··· Data ···

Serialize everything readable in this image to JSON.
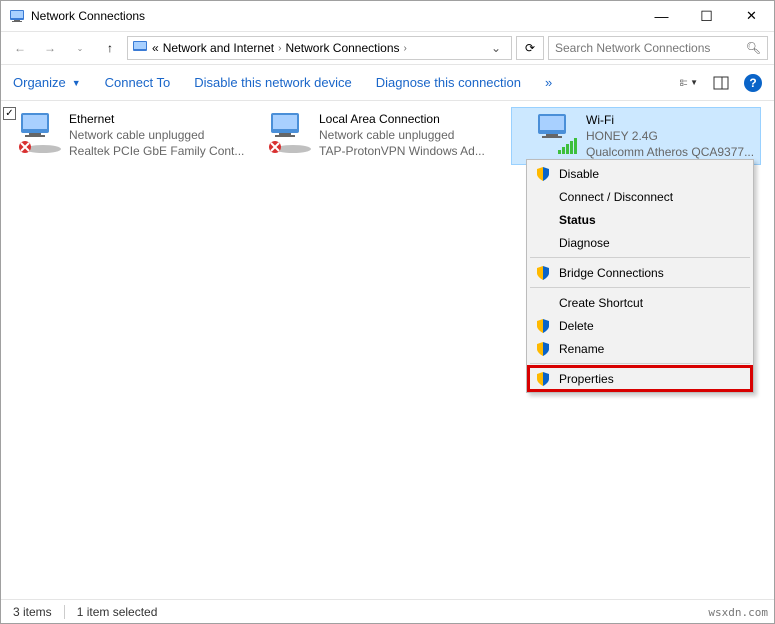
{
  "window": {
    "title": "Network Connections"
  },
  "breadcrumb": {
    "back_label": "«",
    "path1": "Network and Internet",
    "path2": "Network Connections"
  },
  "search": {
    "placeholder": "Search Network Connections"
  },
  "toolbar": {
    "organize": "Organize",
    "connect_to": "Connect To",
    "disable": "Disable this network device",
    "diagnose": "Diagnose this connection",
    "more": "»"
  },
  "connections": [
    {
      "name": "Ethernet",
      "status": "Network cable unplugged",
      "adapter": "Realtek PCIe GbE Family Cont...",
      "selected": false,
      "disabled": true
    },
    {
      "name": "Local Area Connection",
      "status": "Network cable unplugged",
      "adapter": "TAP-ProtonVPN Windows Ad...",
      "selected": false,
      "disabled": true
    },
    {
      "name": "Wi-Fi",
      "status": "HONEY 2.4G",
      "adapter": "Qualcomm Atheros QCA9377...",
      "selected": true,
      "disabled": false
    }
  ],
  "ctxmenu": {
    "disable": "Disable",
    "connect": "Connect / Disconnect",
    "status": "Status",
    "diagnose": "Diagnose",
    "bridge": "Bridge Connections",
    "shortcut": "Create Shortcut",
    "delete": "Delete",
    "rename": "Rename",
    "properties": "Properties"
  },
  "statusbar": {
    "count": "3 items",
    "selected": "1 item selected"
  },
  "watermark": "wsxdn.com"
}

···

Work required:
Search the lines above for the string "adapter" and copy each line that has it.

Response:
      "adapter": "Realtek PCIe GbE Family Cont...",
      "adapter": "TAP-ProtonVPN Windows Ad...",
      "adapter": "Qualcomm Atheros QCA9377...",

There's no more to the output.